• _PROBLEM TO WORK ON_
Work through the data and report how many lines include the string "public", giving the number alone.
⟨
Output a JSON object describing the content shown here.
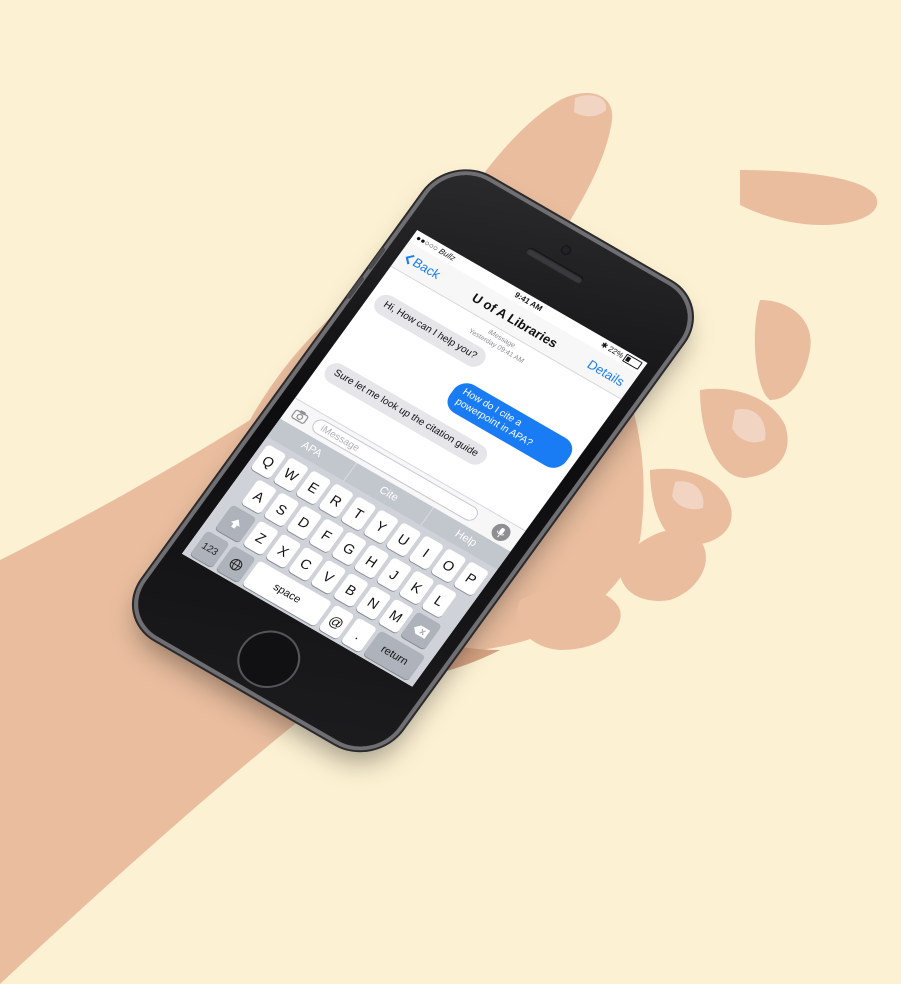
{
  "colors": {
    "background": "#fdf1d3",
    "accent_blue": "#1a7cf5",
    "incoming_bubble": "#e5e5ea",
    "skin": "#e9bd9e"
  },
  "status_bar": {
    "carrier": "●●○○○ Bullz",
    "time": "9:41 AM",
    "battery": "22%",
    "battery_level": 0.22
  },
  "nav": {
    "back_label": "Back",
    "title": "U of A Libraries",
    "details_label": "Details"
  },
  "thread": {
    "service": "iMessage",
    "timestamp": "Yesterday 09:41 AM",
    "messages": [
      {
        "direction": "in",
        "text": "Hi, How can I help you?"
      },
      {
        "direction": "out",
        "text": "How do I cite a powerpoint in APA?"
      },
      {
        "direction": "in",
        "text": "Sure let me look up the citation guide"
      }
    ]
  },
  "compose": {
    "placeholder": "iMessage",
    "camera_icon": "camera-icon",
    "mic_icon": "microphone-icon"
  },
  "keyboard": {
    "suggestions": [
      "APA",
      "Cite",
      "Help"
    ],
    "row1": [
      "Q",
      "W",
      "E",
      "R",
      "T",
      "Y",
      "U",
      "I",
      "O",
      "P"
    ],
    "row2": [
      "A",
      "S",
      "D",
      "F",
      "G",
      "H",
      "J",
      "K",
      "L"
    ],
    "row3": [
      "Z",
      "X",
      "C",
      "V",
      "B",
      "N",
      "M"
    ],
    "numbers_label": "123",
    "space_label": "space",
    "at_label": "@",
    "period_label": ".",
    "return_label": "return",
    "shift_icon": "shift-arrow-icon",
    "delete_icon": "backspace-icon",
    "globe_icon": "globe-icon"
  }
}
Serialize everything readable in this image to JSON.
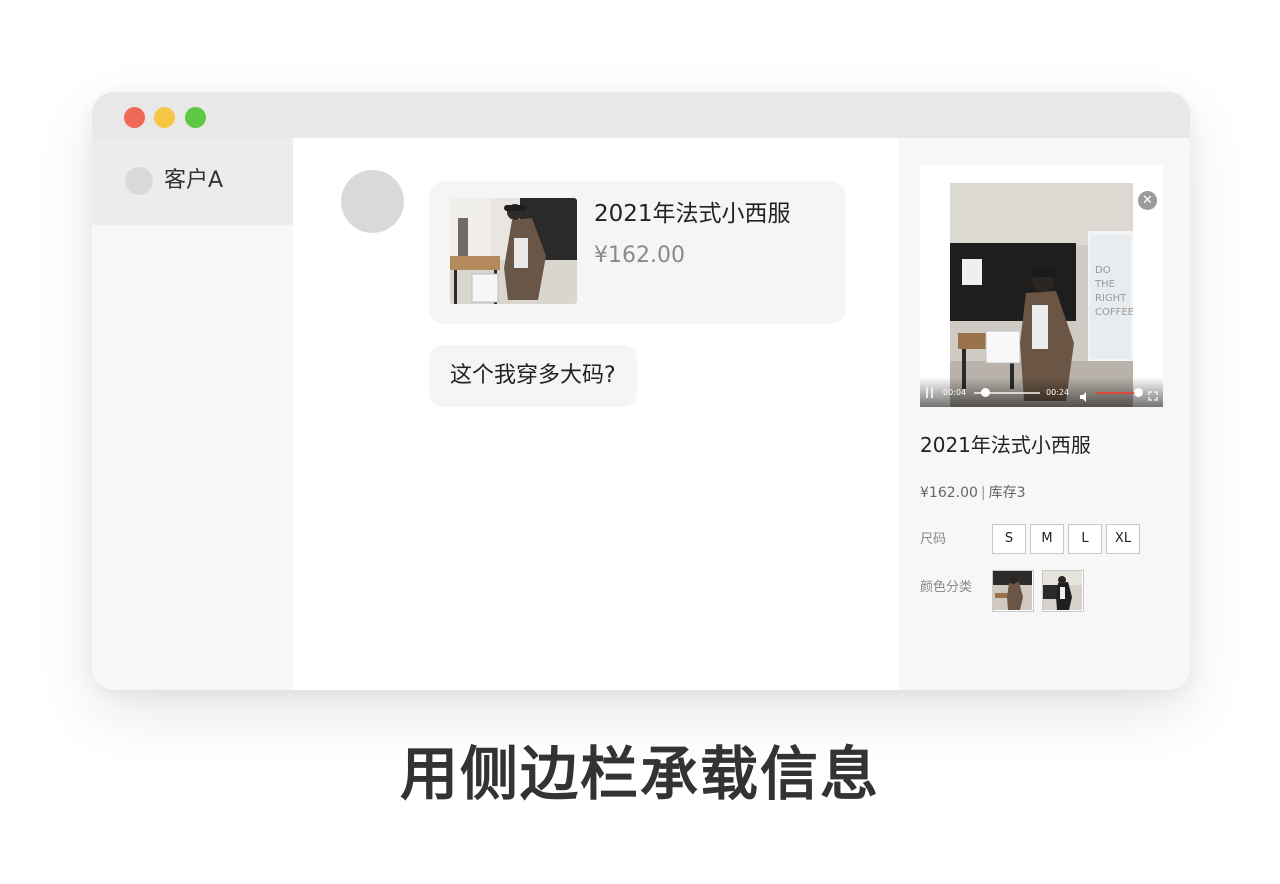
{
  "window": {
    "traffic_lights": {
      "close_color": "#ee6a56",
      "minimize_color": "#f6c744",
      "zoom_color": "#5cc844"
    }
  },
  "sidebar": {
    "customers": [
      {
        "name": "客户A",
        "selected": true
      }
    ]
  },
  "chat": {
    "product_card": {
      "title": "2021年法式小西服",
      "price": "¥162.00"
    },
    "messages": [
      {
        "text": "这个我穿多大码?"
      }
    ]
  },
  "detail_panel": {
    "video": {
      "current_time": "00:04",
      "total_time": "00:24",
      "progress": 0.17,
      "volume": 0.9
    },
    "title": "2021年法式小西服",
    "price": "¥162.00",
    "separator": "|",
    "stock": "库存3",
    "size_label": "尺码",
    "sizes": [
      "S",
      "M",
      "L",
      "XL"
    ],
    "color_label": "颜色分类",
    "color_options": [
      {
        "name": "color-option-1"
      },
      {
        "name": "color-option-2"
      }
    ]
  },
  "caption": "用侧边栏承载信息",
  "colors": {
    "accent_red": "#e0463c",
    "bubble_bg": "#f5f5f5",
    "avatar_gray": "#d9d9d9"
  }
}
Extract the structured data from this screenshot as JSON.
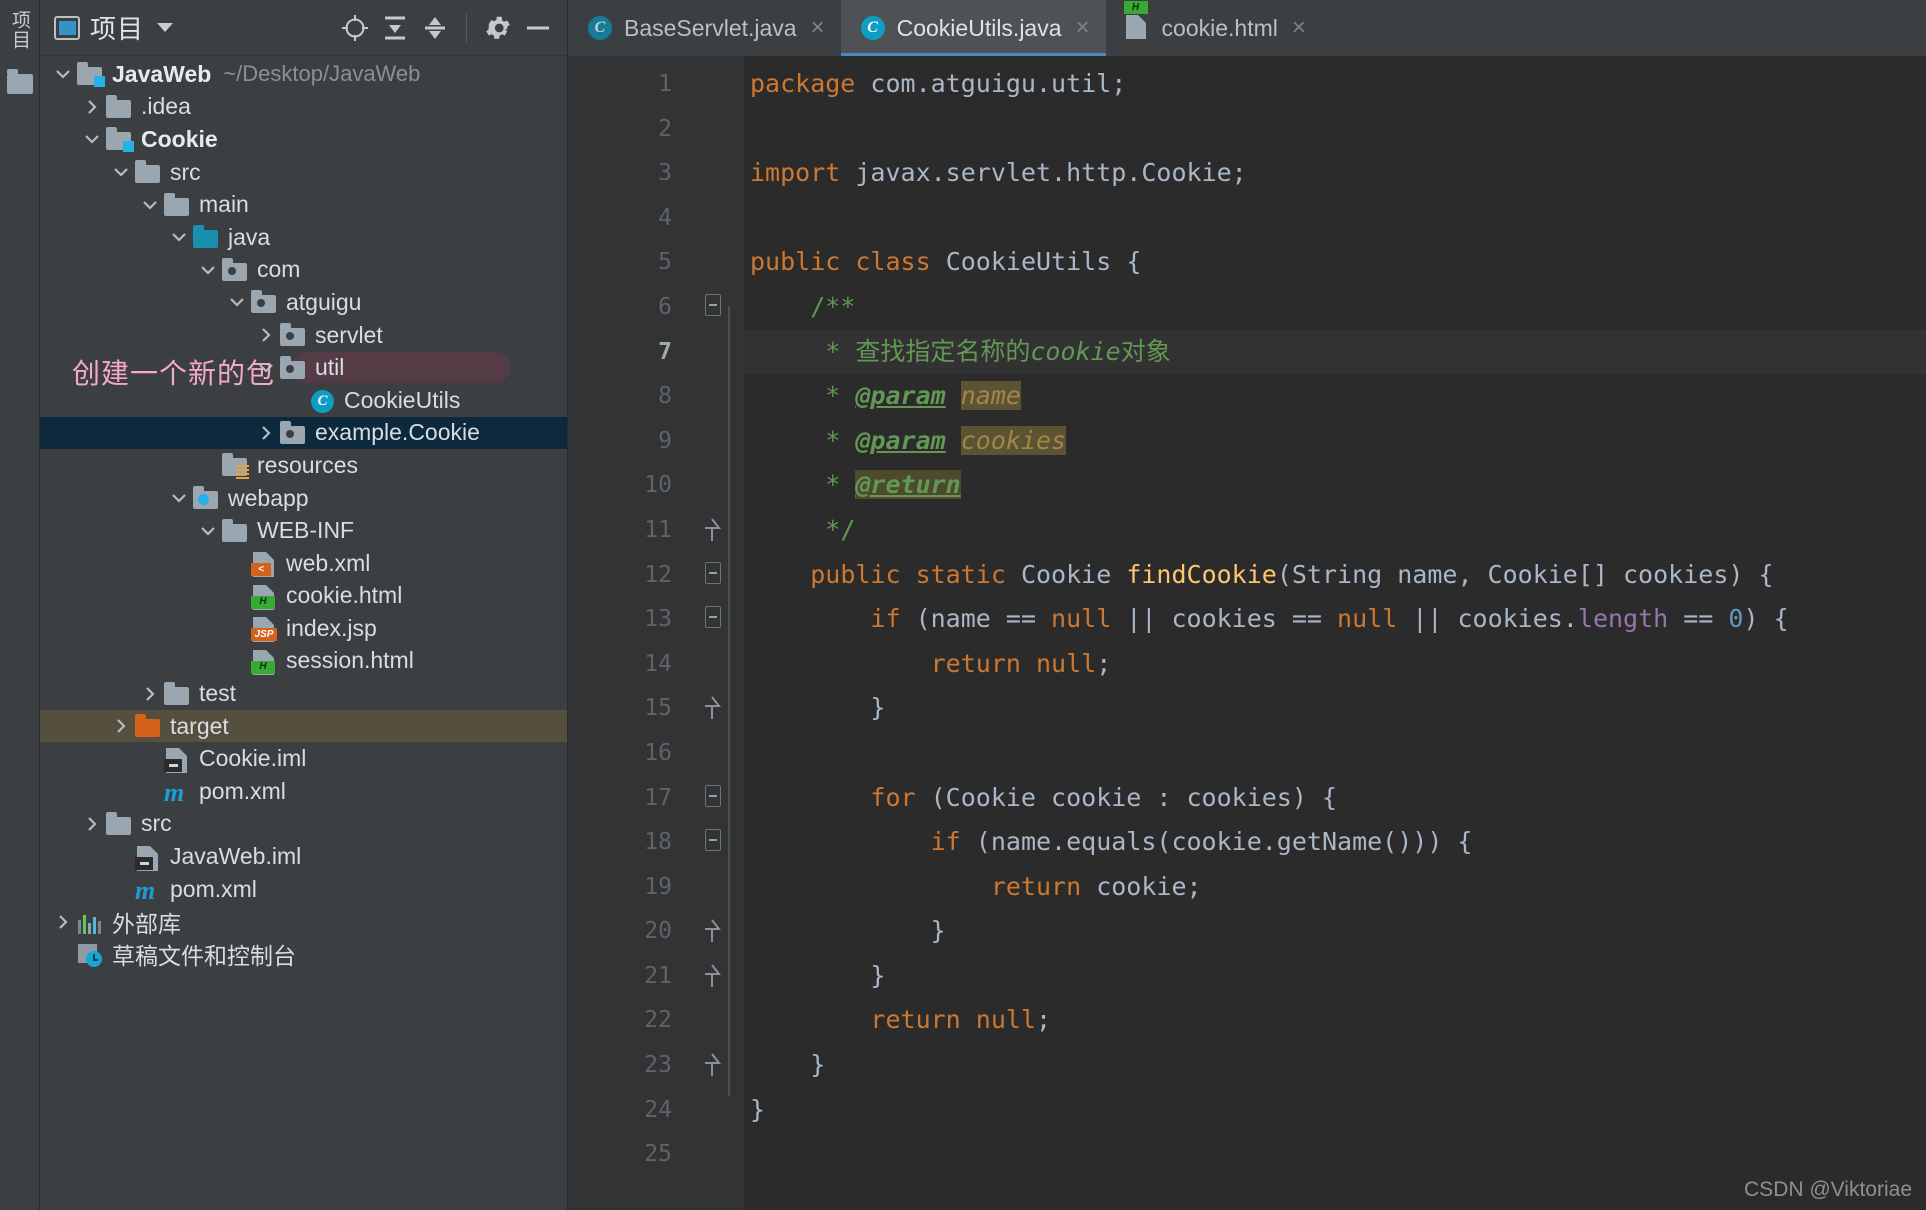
{
  "window": {
    "left_tool_strip": [
      "项目",
      "folder-icon"
    ]
  },
  "panel": {
    "title": "项目",
    "icons": [
      "project-icon",
      "chevron-down-icon",
      "locate-icon",
      "expand-all-icon",
      "collapse-all-icon",
      "settings-gear-icon",
      "minimize-icon"
    ]
  },
  "tree": {
    "items": [
      {
        "label": "JavaWeb",
        "suffix": "~/Desktop/JavaWeb",
        "indent": 0,
        "arrow": "down",
        "icon": "module-folder-icon",
        "bold": true,
        "state": "normal"
      },
      {
        "label": ".idea",
        "indent": 1,
        "arrow": "right",
        "icon": "folder-icon",
        "state": "normal"
      },
      {
        "label": "Cookie",
        "indent": 1,
        "arrow": "down",
        "icon": "module-folder-icon",
        "bold": true,
        "state": "normal"
      },
      {
        "label": "src",
        "indent": 2,
        "arrow": "down",
        "icon": "folder-icon",
        "state": "normal"
      },
      {
        "label": "main",
        "indent": 3,
        "arrow": "down",
        "icon": "folder-icon",
        "state": "normal"
      },
      {
        "label": "java",
        "indent": 4,
        "arrow": "down",
        "icon": "source-root-folder-icon",
        "state": "normal"
      },
      {
        "label": "com",
        "indent": 5,
        "arrow": "down",
        "icon": "package-folder-icon",
        "state": "normal"
      },
      {
        "label": "atguigu",
        "indent": 6,
        "arrow": "down",
        "icon": "package-folder-icon",
        "state": "normal"
      },
      {
        "label": "servlet",
        "indent": 7,
        "arrow": "right",
        "icon": "package-folder-icon",
        "state": "normal"
      },
      {
        "label": "util",
        "indent": 7,
        "arrow": "down",
        "icon": "package-folder-icon",
        "state": "annotated"
      },
      {
        "label": "CookieUtils",
        "indent": 8,
        "arrow": "none",
        "icon": "java-class-icon",
        "state": "normal"
      },
      {
        "label": "example.Cookie",
        "indent": 7,
        "arrow": "right",
        "icon": "package-folder-icon",
        "state": "selected"
      },
      {
        "label": "resources",
        "indent": 5,
        "arrow": "none",
        "icon": "resource-root-folder-icon",
        "state": "normal"
      },
      {
        "label": "webapp",
        "indent": 4,
        "arrow": "down",
        "icon": "web-root-folder-icon",
        "state": "normal"
      },
      {
        "label": "WEB-INF",
        "indent": 5,
        "arrow": "down",
        "icon": "folder-icon",
        "state": "normal"
      },
      {
        "label": "web.xml",
        "indent": 6,
        "arrow": "none",
        "icon": "xml-file-icon",
        "state": "normal"
      },
      {
        "label": "cookie.html",
        "indent": 6,
        "arrow": "none",
        "icon": "html-file-icon",
        "state": "normal"
      },
      {
        "label": "index.jsp",
        "indent": 6,
        "arrow": "none",
        "icon": "jsp-file-icon",
        "state": "normal"
      },
      {
        "label": "session.html",
        "indent": 6,
        "arrow": "none",
        "icon": "html-file-icon",
        "state": "normal"
      },
      {
        "label": "test",
        "indent": 3,
        "arrow": "right",
        "icon": "folder-icon",
        "state": "normal"
      },
      {
        "label": "target",
        "indent": 2,
        "arrow": "right",
        "icon": "excluded-folder-icon",
        "state": "excluded"
      },
      {
        "label": "Cookie.iml",
        "indent": 3,
        "arrow": "none",
        "icon": "iml-file-icon",
        "state": "normal"
      },
      {
        "label": "pom.xml",
        "indent": 3,
        "arrow": "none",
        "icon": "maven-file-icon",
        "state": "normal"
      },
      {
        "label": "src",
        "indent": 1,
        "arrow": "right",
        "icon": "folder-icon",
        "state": "normal"
      },
      {
        "label": "JavaWeb.iml",
        "indent": 2,
        "arrow": "none",
        "icon": "iml-file-icon",
        "state": "normal"
      },
      {
        "label": "pom.xml",
        "indent": 2,
        "arrow": "none",
        "icon": "maven-file-icon",
        "state": "normal"
      },
      {
        "label": "外部库",
        "indent": 0,
        "arrow": "right",
        "icon": "external-libraries-icon",
        "state": "normal"
      },
      {
        "label": "草稿文件和控制台",
        "indent": 0,
        "arrow": "none",
        "icon": "scratches-and-consoles-icon",
        "state": "normal"
      }
    ]
  },
  "annotation": {
    "text": "创建一个新的包",
    "color": "#f5a8c8"
  },
  "tabs": [
    {
      "label": "BaseServlet.java",
      "icon": "java-class-icon",
      "active": false,
      "close": "×"
    },
    {
      "label": "CookieUtils.java",
      "icon": "java-class-icon",
      "active": true,
      "close": "×"
    },
    {
      "label": "cookie.html",
      "icon": "html-file-icon",
      "active": false,
      "close": "×"
    }
  ],
  "editor": {
    "current_line": 7,
    "line_numbers": [
      "1",
      "2",
      "3",
      "4",
      "5",
      "6",
      "7",
      "8",
      "9",
      "10",
      "11",
      "12",
      "13",
      "14",
      "15",
      "16",
      "17",
      "18",
      "19",
      "20",
      "21",
      "22",
      "23",
      "24",
      "25"
    ],
    "lines": [
      {
        "n": 1,
        "text": "package com.atguigu.util;"
      },
      {
        "n": 2,
        "text": ""
      },
      {
        "n": 3,
        "text": "import javax.servlet.http.Cookie;"
      },
      {
        "n": 4,
        "text": ""
      },
      {
        "n": 5,
        "text": "public class CookieUtils {"
      },
      {
        "n": 6,
        "text": "    /**"
      },
      {
        "n": 7,
        "text": "     * 查找指定名称的cookie对象"
      },
      {
        "n": 8,
        "text": "     * @param name"
      },
      {
        "n": 9,
        "text": "     * @param cookies"
      },
      {
        "n": 10,
        "text": "     * @return"
      },
      {
        "n": 11,
        "text": "     */"
      },
      {
        "n": 12,
        "text": "    public static Cookie findCookie(String name, Cookie[] cookies) {"
      },
      {
        "n": 13,
        "text": "        if (name == null || cookies == null || cookies.length == 0) {"
      },
      {
        "n": 14,
        "text": "            return null;"
      },
      {
        "n": 15,
        "text": "        }"
      },
      {
        "n": 16,
        "text": ""
      },
      {
        "n": 17,
        "text": "        for (Cookie cookie : cookies) {"
      },
      {
        "n": 18,
        "text": "            if (name.equals(cookie.getName())) {"
      },
      {
        "n": 19,
        "text": "                return cookie;"
      },
      {
        "n": 20,
        "text": "            }"
      },
      {
        "n": 21,
        "text": "        }"
      },
      {
        "n": 22,
        "text": "        return null;"
      },
      {
        "n": 23,
        "text": "    }"
      },
      {
        "n": 24,
        "text": "}"
      },
      {
        "n": 25,
        "text": ""
      }
    ],
    "gutter_markers": {
      "fold_minus_lines": [
        6,
        12,
        13
      ],
      "fold_up_lines": [
        11,
        15,
        20,
        21,
        23
      ],
      "fold_minus2_lines": [
        17,
        18
      ],
      "bulb_line": 7
    }
  },
  "watermark": "CSDN @Viktoriae",
  "colors": {
    "panel_bg": "#3c3f41",
    "editor_bg": "#2b2b2b",
    "gutter_bg": "#313335",
    "selection": "#0d293e",
    "excluded": "#544f3f",
    "tab_active": "#4e5254",
    "accent": "#3592c4",
    "annotation_pink": "#f5a8c8",
    "comment_green": "#629755",
    "keyword_orange": "#cc7832",
    "method_yellow": "#ffc66d",
    "number_blue": "#6897bb"
  }
}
⟩
• _EXERCISE SOLUTION_
2